WRITTEN EXERCISE: Find and copy each line of the records where the string "Today" shows up.

INFORMATION GIVEN:

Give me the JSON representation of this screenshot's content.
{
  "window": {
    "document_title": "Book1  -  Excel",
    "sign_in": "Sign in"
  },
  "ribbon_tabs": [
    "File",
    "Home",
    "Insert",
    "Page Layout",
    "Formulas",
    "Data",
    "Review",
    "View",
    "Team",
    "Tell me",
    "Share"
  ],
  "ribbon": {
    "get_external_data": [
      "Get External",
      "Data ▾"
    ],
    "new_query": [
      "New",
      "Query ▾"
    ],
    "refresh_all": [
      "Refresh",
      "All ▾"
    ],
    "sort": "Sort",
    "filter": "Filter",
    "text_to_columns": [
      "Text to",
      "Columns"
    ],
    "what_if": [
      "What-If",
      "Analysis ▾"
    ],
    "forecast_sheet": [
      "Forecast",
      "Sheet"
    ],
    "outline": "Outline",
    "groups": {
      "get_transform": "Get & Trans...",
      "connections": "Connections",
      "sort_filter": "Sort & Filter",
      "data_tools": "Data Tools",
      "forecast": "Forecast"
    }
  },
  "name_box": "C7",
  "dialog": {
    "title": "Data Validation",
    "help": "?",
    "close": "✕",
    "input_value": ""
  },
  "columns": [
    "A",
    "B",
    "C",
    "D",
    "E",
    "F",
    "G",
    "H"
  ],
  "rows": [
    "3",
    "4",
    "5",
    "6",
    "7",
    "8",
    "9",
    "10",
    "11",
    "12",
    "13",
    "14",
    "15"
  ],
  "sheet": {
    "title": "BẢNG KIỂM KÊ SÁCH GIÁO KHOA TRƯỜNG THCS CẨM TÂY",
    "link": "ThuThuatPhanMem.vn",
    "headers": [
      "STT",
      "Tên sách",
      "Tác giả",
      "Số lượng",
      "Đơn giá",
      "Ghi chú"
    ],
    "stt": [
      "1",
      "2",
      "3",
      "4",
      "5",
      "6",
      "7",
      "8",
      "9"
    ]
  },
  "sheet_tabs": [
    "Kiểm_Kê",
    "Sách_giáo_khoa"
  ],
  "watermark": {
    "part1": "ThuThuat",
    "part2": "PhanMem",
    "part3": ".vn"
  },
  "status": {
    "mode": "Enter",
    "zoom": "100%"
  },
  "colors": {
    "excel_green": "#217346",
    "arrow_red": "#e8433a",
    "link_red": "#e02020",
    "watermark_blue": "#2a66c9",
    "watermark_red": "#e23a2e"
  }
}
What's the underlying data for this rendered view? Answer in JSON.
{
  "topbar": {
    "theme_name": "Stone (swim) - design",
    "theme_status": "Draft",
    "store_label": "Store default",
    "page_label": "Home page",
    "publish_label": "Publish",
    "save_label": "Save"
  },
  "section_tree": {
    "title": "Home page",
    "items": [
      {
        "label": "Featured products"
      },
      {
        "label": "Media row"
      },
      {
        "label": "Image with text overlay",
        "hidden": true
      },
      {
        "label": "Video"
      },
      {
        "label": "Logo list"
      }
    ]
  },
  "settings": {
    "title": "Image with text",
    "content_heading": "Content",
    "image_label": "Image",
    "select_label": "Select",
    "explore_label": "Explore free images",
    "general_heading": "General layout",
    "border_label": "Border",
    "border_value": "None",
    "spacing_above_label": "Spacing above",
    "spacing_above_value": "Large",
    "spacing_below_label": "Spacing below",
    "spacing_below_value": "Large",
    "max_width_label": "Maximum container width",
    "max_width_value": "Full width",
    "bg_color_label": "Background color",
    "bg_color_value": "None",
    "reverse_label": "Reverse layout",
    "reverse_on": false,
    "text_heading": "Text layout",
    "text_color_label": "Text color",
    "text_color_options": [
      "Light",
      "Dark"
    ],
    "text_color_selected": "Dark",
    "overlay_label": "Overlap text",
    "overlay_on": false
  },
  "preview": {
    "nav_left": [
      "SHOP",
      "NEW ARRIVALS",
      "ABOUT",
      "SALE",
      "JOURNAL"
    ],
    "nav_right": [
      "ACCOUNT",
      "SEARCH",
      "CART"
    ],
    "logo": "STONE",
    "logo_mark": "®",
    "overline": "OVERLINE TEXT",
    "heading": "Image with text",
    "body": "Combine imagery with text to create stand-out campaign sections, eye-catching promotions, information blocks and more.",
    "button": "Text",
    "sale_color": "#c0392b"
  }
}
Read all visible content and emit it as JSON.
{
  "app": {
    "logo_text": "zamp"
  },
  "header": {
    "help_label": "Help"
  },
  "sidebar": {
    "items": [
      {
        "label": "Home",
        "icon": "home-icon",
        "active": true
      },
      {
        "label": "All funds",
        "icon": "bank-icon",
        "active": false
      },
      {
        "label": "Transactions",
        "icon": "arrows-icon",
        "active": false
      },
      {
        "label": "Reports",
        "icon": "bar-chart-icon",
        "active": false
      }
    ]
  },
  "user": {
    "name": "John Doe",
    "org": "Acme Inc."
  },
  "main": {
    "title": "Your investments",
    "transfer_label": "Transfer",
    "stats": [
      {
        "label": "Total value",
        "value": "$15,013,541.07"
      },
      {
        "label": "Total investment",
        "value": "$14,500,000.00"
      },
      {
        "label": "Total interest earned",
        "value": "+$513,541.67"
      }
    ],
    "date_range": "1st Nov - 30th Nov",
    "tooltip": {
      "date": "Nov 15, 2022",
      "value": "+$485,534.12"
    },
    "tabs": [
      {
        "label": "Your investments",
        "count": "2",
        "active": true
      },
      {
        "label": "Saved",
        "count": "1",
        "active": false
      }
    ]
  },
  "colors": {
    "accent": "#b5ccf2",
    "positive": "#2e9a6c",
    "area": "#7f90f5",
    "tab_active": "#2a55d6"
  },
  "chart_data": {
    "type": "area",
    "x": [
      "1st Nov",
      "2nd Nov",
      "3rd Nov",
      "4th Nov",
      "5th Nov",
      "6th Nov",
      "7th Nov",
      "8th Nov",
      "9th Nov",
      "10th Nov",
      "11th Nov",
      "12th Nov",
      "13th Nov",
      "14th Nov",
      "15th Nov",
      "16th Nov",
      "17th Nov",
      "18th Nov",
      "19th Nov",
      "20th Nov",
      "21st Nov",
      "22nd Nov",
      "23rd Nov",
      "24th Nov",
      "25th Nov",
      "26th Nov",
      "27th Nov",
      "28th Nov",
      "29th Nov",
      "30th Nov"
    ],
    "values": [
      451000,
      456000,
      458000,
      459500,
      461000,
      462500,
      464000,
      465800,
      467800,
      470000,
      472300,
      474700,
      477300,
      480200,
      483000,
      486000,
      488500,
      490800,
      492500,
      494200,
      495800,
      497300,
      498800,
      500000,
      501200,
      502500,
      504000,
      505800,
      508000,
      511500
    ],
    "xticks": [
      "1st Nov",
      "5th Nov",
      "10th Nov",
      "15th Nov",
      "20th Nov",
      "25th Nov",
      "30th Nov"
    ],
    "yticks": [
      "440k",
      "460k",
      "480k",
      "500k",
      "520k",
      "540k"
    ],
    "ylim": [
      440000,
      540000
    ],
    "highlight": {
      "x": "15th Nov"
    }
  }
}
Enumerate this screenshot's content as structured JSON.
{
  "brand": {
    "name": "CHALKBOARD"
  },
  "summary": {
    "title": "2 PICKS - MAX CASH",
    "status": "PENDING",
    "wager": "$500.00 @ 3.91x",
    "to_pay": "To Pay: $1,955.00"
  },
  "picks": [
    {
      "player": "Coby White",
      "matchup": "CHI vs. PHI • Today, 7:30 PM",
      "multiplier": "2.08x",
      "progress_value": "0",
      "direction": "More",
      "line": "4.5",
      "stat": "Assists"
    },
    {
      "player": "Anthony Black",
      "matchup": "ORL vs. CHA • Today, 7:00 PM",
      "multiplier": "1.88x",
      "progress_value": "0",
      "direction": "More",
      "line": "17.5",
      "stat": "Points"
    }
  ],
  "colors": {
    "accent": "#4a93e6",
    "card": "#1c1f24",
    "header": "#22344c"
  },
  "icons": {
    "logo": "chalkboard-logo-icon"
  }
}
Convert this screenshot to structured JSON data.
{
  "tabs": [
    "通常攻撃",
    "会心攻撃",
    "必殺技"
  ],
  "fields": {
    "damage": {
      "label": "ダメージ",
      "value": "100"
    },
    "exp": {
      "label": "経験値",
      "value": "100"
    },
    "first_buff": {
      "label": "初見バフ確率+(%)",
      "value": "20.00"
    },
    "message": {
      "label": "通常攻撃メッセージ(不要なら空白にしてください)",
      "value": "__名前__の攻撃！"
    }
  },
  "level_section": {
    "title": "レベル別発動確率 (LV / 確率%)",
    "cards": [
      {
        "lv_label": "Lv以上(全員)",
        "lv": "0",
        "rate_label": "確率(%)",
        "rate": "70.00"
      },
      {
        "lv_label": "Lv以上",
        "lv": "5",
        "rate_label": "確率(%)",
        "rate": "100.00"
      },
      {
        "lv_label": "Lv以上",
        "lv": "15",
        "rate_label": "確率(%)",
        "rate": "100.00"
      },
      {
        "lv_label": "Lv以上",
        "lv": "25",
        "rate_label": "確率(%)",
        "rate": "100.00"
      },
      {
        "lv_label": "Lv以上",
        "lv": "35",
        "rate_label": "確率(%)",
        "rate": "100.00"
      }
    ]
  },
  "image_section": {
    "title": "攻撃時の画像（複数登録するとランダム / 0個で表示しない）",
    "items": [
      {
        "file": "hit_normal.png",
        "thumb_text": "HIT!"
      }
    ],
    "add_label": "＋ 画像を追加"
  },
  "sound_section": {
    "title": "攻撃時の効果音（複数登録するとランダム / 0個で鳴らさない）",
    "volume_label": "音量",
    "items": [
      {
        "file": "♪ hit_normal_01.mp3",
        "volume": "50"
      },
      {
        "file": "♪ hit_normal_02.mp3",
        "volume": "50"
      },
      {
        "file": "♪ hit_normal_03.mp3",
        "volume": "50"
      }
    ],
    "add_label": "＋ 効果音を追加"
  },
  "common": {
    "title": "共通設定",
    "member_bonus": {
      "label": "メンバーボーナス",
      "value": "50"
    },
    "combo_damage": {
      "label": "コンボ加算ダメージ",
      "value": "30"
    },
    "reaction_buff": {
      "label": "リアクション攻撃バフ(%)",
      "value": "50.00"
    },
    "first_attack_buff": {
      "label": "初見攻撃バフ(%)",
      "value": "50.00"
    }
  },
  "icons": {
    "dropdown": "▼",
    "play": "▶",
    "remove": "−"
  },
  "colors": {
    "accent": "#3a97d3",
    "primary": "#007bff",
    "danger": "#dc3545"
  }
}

RESULT OF THIS EXERCISE:
      "matchup": "CHI vs. PHI • Today, 7:30 PM",
      "matchup": "ORL vs. CHA • Today, 7:00 PM",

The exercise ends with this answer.